:: DATA EXTRACT

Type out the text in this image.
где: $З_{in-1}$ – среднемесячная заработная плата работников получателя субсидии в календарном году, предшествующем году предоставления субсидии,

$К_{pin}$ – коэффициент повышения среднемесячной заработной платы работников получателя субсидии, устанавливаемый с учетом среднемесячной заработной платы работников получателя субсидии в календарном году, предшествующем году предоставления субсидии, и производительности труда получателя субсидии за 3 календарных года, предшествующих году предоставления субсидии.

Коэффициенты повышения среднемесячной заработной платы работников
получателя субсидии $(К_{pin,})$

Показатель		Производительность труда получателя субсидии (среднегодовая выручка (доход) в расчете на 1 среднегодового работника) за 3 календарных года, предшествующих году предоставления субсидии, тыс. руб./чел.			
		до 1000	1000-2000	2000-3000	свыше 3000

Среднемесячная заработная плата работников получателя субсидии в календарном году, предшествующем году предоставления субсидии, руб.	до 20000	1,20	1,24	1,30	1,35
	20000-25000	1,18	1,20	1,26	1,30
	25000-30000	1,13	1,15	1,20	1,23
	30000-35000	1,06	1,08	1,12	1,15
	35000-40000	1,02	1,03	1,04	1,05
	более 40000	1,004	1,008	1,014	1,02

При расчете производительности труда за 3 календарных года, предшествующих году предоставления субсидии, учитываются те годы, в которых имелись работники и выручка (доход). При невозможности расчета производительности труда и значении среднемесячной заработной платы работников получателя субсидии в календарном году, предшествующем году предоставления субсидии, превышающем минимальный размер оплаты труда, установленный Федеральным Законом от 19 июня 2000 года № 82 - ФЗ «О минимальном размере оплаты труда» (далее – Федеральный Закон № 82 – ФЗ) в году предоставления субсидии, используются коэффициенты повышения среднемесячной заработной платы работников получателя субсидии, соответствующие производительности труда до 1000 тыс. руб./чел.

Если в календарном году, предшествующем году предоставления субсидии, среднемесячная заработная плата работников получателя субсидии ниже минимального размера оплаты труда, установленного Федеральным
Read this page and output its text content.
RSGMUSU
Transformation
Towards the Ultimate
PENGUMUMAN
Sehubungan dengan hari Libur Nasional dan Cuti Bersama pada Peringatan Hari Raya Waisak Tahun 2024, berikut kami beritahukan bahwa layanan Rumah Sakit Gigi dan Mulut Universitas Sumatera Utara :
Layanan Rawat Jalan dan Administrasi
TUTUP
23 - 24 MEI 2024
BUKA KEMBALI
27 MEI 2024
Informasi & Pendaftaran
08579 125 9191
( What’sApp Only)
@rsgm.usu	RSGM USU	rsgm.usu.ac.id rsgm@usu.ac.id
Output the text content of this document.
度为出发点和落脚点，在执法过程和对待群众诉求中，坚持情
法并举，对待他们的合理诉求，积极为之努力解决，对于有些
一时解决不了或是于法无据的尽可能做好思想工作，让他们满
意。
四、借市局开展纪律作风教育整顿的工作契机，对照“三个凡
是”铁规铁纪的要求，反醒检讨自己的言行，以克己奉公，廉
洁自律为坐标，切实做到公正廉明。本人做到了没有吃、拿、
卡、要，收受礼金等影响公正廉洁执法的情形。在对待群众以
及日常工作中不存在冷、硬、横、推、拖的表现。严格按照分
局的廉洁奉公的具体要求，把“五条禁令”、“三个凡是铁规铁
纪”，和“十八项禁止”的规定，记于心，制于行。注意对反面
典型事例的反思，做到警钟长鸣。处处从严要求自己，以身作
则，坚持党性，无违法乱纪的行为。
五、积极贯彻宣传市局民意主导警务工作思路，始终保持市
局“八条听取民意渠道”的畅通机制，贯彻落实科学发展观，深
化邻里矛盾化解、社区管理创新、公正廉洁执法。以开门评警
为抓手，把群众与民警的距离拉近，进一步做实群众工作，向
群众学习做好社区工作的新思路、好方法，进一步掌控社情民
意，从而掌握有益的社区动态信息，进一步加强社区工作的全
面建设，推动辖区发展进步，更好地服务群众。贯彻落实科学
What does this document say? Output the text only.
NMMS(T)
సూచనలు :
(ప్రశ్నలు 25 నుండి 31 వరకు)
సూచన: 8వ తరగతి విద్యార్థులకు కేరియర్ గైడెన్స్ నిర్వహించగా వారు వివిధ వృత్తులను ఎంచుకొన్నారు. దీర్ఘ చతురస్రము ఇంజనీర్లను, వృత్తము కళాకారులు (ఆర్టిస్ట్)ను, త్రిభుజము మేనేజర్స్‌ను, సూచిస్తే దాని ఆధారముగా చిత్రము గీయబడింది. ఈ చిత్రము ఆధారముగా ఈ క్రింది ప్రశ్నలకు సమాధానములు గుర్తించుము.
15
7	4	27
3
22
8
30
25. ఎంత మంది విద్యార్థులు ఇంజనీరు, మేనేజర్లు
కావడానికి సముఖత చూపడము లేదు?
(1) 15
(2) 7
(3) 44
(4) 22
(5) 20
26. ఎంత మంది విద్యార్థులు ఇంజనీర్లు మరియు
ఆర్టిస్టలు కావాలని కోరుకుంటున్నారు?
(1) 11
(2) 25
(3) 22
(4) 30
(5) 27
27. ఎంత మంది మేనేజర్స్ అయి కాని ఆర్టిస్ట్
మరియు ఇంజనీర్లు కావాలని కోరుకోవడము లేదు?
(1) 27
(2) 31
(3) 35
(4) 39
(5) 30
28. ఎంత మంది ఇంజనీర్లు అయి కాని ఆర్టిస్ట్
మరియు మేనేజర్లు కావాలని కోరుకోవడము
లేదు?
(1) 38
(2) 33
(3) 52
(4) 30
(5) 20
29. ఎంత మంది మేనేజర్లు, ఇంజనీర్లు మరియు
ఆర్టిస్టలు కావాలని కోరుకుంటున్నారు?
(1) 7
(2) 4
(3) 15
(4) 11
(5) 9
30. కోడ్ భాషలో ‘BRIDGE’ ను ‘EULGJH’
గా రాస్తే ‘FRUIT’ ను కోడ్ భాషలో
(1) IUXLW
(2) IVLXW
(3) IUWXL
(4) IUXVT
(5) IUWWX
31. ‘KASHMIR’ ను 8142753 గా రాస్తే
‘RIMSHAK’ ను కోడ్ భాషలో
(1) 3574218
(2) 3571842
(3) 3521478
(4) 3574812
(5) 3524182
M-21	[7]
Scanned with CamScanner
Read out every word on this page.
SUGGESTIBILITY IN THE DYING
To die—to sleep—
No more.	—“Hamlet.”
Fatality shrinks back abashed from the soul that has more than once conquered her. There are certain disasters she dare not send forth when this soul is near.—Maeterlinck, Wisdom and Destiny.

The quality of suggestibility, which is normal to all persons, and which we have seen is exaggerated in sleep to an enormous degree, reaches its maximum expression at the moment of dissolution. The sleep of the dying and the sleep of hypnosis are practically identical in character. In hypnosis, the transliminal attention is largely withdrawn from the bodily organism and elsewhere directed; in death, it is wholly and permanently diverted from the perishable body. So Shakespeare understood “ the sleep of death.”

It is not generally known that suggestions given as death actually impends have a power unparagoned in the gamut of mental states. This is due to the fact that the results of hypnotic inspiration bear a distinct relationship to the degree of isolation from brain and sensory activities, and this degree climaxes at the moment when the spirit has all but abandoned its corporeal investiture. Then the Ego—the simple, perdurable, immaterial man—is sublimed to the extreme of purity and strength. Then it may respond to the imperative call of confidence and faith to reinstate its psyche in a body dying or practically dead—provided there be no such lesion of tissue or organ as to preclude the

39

::::

→ SET PROBLEM: Write down the full listing again, exactly.

→ TASK ANSWER:
Type out the text in this image.
где: $З_{in-1}$ – среднемесячная заработная плата работников получателя субсидии в календарном году, предшествующем году предоставления субсидии,

$К_{pin}$ – коэффициент повышения среднемесячной заработной платы работников получателя субсидии, устанавливаемый с учетом среднемесячной заработной платы работников получателя субсидии в календарном году, предшествующем году предоставления субсидии, и производительности труда получателя субсидии за 3 календарных года, предшествующих году предоставления субсидии.

Коэффициенты повышения среднемесячной заработной платы работников
получателя субсидии $(К_{pin,})$

Показатель		Производительность труда получателя субсидии (среднегодовая выручка (доход) в расчете на 1 среднегодового работника) за 3 календарных года, предшествующих году предоставления субсидии, тыс. руб./чел.			
		до 1000	1000-2000	2000-3000	свыше 3000

Среднемесячная заработная плата работников получателя субсидии в календарном году, предшествующем году предоставления субсидии, руб.	до 20000	1,20	1,24	1,30	1,35
	20000-25000	1,18	1,20	1,26	1,30
	25000-30000	1,13	1,15	1,20	1,23
	30000-35000	1,06	1,08	1,12	1,15
	35000-40000	1,02	1,03	1,04	1,05
	более 40000	1,004	1,008	1,014	1,02

При расчете производительности труда за 3 календарных года, предшествующих году предоставления субсидии, учитываются те годы, в которых имелись работники и выручка (доход). При невозможности расчета производительности труда и значении среднемесячной заработной платы работников получателя субсидии в календарном году, предшествующем году предоставления субсидии, превышающем минимальный размер оплаты труда, установленный Федеральным Законом от 19 июня 2000 года № 82 - ФЗ «О минимальном размере оплаты труда» (далее – Федеральный Закон № 82 – ФЗ) в году предоставления субсидии, используются коэффициенты повышения среднемесячной заработной платы работников получателя субсидии, соответствующие производительности труда до 1000 тыс. руб./чел.

Если в календарном году, предшествующем году предоставления субсидии, среднемесячная заработная плата работников получателя субсидии ниже минимального размера оплаты труда, установленного Федеральным
Read this page and output its text content.
RSGMUSU
Transformation
Towards the Ultimate
PENGUMUMAN
Sehubungan dengan hari Libur Nasional dan Cuti Bersama pada Peringatan Hari Raya Waisak Tahun 2024, berikut kami beritahukan bahwa layanan Rumah Sakit Gigi dan Mulut Universitas Sumatera Utara :
Layanan Rawat Jalan dan Administrasi
TUTUP
23 - 24 MEI 2024
BUKA KEMBALI
27 MEI 2024
Informasi & Pendaftaran
08579 125 9191
( What’sApp Only)
@rsgm.usu	RSGM USU	rsgm.usu.ac.id rsgm@usu.ac.id
Output the text content of this document.
度为出发点和落脚点，在执法过程和对待群众诉求中，坚持情
法并举，对待他们的合理诉求，积极为之努力解决，对于有些
一时解决不了或是于法无据的尽可能做好思想工作，让他们满
意。
四、借市局开展纪律作风教育整顿的工作契机，对照“三个凡
是”铁规铁纪的要求，反醒检讨自己的言行，以克己奉公，廉
洁自律为坐标，切实做到公正廉明。本人做到了没有吃、拿、
卡、要，收受礼金等影响公正廉洁执法的情形。在对待群众以
及日常工作中不存在冷、硬、横、推、拖的表现。严格按照分
局的廉洁奉公的具体要求，把“五条禁令”、“三个凡是铁规铁
纪”，和“十八项禁止”的规定，记于心，制于行。注意对反面
典型事例的反思，做到警钟长鸣。处处从严要求自己，以身作
则，坚持党性，无违法乱纪的行为。
五、积极贯彻宣传市局民意主导警务工作思路，始终保持市
局“八条听取民意渠道”的畅通机制，贯彻落实科学发展观，深
化邻里矛盾化解、社区管理创新、公正廉洁执法。以开门评警
为抓手，把群众与民警的距离拉近，进一步做实群众工作，向
群众学习做好社区工作的新思路、好方法，进一步掌控社情民
意，从而掌握有益的社区动态信息，进一步加强社区工作的全
面建设，推动辖区发展进步，更好地服务群众。贯彻落实科学
What does this document say? Output the text only.
NMMS(T)
సూచనలు :
(ప్రశ్నలు 25 నుండి 31 వరకు)
సూచన: 8వ తరగతి విద్యార్థులకు కేరియర్ గైడెన్స్ నిర్వహించగా వారు వివిధ వృత్తులను ఎంచుకొన్నారు. దీర్ఘ చతురస్రము ఇంజనీర్లను, వృత్తము కళాకారులు (ఆర్టిస్ట్)ను, త్రిభుజము మేనేజర్స్‌ను, సూచిస్తే దాని ఆధారముగా చిత్రము గీయబడింది. ఈ చిత్రము ఆధారముగా ఈ క్రింది ప్రశ్నలకు సమాధానములు గుర్తించుము.
15
7	4	27
3
22
8
30
25. ఎంత మంది విద్యార్థులు ఇంజనీరు, మేనేజర్లు
కావడానికి సముఖత చూపడము లేదు?
(1) 15
(2) 7
(3) 44
(4) 22
(5) 20
26. ఎంత మంది విద్యార్థులు ఇంజనీర్లు మరియు
ఆర్టిస్టలు కావాలని కోరుకుంటున్నారు?
(1) 11
(2) 25
(3) 22
(4) 30
(5) 27
27. ఎంత మంది మేనేజర్స్ అయి కాని ఆర్టిస్ట్
మరియు ఇంజనీర్లు కావాలని కోరుకోవడము లేదు?
(1) 27
(2) 31
(3) 35
(4) 39
(5) 30
28. ఎంత మంది ఇంజనీర్లు అయి కాని ఆర్టిస్ట్
మరియు మేనేజర్లు కావాలని కోరుకోవడము
లేదు?
(1) 38
(2) 33
(3) 52
(4) 30
(5) 20
29. ఎంత మంది మేనేజర్లు, ఇంజనీర్లు మరియు
ఆర్టిస్టలు కావాలని కోరుకుంటున్నారు?
(1) 7
(2) 4
(3) 15
(4) 11
(5) 9
30. కోడ్ భాషలో ‘BRIDGE’ ను ‘EULGJH’
గా రాస్తే ‘FRUIT’ ను కోడ్ భాషలో
(1) IUXLW
(2) IVLXW
(3) IUWXL
(4) IUXVT
(5) IUWWX
31. ‘KASHMIR’ ను 8142753 గా రాస్తే
‘RIMSHAK’ ను కోడ్ భాషలో
(1) 3574218
(2) 3571842
(3) 3521478
(4) 3574812
(5) 3524182
M-21	[7]
Scanned with CamScanner
Read out every word on this page.
SUGGESTIBILITY IN THE DYING
To die—to sleep—
No more.	—“Hamlet.”
Fatality shrinks back abashed from the soul that has more than once conquered her. There are certain disasters she dare not send forth when this soul is near.—Maeterlinck, Wisdom and Destiny.

The quality of suggestibility, which is normal to all persons, and which we have seen is exaggerated in sleep to an enormous degree, reaches its maximum expression at the moment of dissolution. The sleep of the dying and the sleep of hypnosis are practically identical in character. In hypnosis, the transliminal attention is largely withdrawn from the bodily organism and elsewhere directed; in death, it is wholly and permanently diverted from the perishable body. So Shakespeare understood “ the sleep of death.”

It is not generally known that suggestions given as death actually impends have a power unparagoned in the gamut of mental states. This is due to the fact that the results of hypnotic inspiration bear a distinct relationship to the degree of isolation from brain and sensory activities, and this degree climaxes at the moment when the spirit has all but abandoned its corporeal investiture. Then the Ego—the simple, perdurable, immaterial man—is sublimed to the extreme of purity and strength. Then it may respond to the imperative call of confidence and faith to reinstate its psyche in a body dying or practically dead—provided there be no such lesion of tissue or organ as to preclude the

39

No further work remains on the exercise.